__Exercise objective__
Filter the listing below, copying every line in which the word "правительства" appears.

[Saved entries]

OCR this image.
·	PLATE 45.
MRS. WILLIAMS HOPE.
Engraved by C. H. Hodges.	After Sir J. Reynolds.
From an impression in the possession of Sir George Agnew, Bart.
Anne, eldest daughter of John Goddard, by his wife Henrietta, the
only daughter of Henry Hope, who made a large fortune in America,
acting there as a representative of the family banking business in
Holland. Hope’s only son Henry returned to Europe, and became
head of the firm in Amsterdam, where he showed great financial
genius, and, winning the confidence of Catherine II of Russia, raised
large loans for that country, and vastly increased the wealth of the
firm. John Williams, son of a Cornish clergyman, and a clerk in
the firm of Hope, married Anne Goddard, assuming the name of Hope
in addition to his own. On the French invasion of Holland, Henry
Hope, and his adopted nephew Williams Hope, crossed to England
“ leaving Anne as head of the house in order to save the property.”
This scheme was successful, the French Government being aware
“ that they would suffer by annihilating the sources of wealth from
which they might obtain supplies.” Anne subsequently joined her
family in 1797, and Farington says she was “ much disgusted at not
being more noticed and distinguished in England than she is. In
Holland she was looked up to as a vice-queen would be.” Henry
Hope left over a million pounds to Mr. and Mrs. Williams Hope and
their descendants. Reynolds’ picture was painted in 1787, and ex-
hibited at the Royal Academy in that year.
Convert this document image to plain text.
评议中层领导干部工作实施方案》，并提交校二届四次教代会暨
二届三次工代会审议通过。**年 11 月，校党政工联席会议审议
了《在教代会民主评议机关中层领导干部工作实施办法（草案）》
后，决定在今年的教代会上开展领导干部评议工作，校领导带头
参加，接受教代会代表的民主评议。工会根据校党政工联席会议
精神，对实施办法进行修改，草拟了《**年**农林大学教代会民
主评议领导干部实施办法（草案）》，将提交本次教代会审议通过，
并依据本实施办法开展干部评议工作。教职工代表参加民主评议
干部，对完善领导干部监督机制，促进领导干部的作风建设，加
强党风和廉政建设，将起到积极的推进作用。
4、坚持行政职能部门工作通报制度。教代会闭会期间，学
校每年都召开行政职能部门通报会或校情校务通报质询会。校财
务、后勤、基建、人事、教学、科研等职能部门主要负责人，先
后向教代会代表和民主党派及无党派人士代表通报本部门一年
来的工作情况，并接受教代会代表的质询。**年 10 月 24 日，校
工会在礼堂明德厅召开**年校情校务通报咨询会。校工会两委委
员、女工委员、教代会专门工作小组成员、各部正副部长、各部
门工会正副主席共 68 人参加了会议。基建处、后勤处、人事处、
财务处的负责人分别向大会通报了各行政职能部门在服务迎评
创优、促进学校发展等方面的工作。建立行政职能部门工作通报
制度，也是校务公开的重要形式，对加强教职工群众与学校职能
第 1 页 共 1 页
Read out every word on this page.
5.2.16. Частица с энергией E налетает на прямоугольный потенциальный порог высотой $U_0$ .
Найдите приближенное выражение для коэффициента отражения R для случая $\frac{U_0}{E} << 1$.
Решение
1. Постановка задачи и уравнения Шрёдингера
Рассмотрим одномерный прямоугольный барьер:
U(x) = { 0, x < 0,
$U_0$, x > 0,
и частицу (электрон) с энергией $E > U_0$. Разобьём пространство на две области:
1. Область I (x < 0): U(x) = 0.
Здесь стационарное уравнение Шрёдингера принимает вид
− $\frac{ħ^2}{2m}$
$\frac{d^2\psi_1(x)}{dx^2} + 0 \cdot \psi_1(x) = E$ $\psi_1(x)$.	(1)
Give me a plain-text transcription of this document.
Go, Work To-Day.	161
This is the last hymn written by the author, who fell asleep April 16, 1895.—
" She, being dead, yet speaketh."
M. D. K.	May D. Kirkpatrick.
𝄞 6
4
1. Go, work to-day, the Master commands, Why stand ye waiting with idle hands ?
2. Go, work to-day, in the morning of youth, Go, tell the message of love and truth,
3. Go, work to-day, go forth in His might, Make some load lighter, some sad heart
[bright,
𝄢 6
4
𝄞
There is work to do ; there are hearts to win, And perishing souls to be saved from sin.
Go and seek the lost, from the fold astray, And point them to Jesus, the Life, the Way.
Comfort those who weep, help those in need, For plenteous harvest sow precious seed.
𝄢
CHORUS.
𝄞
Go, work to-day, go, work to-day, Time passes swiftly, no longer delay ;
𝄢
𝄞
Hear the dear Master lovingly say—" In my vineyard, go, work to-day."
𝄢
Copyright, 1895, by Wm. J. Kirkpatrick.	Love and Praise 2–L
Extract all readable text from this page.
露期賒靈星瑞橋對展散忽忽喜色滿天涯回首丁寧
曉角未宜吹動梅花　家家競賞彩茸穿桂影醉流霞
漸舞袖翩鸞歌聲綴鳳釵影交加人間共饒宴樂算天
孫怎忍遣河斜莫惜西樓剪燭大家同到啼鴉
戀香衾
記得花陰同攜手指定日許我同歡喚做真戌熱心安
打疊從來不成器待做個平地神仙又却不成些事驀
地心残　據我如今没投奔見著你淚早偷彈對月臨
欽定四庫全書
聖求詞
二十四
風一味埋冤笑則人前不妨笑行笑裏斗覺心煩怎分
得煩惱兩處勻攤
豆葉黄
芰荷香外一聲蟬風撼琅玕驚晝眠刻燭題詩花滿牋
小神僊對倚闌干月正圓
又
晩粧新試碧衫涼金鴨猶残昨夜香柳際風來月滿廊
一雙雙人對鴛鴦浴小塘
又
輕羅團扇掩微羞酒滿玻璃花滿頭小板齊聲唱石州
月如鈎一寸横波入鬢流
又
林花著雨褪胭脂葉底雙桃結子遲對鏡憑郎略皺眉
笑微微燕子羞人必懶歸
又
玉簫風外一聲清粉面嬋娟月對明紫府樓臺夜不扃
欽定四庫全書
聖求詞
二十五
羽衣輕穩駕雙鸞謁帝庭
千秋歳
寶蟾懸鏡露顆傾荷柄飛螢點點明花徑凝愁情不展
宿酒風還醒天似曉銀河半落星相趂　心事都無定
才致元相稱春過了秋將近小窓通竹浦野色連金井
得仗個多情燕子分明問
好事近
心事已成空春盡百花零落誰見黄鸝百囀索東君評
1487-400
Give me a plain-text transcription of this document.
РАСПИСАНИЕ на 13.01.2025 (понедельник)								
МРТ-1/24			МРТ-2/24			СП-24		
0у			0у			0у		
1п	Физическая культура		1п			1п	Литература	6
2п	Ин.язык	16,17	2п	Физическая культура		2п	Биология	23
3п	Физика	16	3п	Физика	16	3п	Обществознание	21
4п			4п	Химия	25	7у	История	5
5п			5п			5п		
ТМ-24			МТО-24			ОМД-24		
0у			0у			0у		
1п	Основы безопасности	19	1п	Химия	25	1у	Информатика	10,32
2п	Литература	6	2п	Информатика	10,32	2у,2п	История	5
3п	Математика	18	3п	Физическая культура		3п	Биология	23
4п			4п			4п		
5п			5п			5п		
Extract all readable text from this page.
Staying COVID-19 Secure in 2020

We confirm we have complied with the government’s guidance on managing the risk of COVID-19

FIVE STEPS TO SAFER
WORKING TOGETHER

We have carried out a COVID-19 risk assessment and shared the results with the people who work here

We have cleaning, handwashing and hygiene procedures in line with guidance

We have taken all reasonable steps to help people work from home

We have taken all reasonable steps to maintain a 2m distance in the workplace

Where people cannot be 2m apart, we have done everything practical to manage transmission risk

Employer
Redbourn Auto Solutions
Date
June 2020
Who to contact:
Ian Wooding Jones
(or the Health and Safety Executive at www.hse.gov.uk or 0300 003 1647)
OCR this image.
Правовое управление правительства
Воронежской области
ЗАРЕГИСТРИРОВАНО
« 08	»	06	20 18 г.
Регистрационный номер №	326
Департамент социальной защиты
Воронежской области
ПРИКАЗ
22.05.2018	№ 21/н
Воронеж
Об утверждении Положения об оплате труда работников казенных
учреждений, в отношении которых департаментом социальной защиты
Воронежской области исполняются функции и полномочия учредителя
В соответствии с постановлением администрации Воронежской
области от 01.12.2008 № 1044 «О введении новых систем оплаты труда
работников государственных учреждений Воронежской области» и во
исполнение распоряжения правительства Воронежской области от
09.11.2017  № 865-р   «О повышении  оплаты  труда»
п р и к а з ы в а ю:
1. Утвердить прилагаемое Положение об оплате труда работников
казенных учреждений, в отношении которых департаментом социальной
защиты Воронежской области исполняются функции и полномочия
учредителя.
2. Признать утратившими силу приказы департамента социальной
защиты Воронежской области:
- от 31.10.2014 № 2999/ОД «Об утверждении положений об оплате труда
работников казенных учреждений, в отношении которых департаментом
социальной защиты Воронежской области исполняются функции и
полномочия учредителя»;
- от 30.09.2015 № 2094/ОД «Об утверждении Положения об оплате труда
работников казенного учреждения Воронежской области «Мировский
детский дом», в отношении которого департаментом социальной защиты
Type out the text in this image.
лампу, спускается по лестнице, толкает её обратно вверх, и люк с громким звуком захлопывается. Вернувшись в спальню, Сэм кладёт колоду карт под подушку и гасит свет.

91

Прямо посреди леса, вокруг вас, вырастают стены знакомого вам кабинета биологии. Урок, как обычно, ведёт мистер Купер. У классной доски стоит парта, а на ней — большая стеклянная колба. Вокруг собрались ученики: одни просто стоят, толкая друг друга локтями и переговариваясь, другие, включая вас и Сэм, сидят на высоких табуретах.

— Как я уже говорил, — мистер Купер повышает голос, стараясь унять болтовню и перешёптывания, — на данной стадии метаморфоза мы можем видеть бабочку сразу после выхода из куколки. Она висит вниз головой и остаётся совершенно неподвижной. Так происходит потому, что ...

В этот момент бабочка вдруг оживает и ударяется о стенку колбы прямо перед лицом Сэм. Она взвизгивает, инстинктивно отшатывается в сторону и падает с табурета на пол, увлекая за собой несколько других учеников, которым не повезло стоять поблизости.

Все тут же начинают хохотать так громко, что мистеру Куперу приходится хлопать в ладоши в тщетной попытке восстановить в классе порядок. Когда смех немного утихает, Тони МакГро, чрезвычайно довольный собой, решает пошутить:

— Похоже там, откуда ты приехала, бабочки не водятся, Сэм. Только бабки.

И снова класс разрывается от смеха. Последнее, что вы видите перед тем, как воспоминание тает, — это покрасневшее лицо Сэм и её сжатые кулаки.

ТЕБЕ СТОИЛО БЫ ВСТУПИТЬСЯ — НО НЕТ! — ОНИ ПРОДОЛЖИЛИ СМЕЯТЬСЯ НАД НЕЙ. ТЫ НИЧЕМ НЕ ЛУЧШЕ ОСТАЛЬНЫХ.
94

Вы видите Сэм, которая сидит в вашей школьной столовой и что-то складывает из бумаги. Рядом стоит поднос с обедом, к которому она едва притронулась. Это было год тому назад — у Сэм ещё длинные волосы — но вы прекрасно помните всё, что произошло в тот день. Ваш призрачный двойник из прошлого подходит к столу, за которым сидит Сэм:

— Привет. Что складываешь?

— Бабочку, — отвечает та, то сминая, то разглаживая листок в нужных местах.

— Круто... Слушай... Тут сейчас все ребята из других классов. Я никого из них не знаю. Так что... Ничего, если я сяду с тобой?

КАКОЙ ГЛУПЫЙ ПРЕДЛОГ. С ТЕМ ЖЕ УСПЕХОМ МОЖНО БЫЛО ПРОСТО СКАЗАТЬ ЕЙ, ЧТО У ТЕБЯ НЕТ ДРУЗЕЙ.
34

__The completed task__
Правовое управление правительства
исполнение распоряжения правительства Воронежской области от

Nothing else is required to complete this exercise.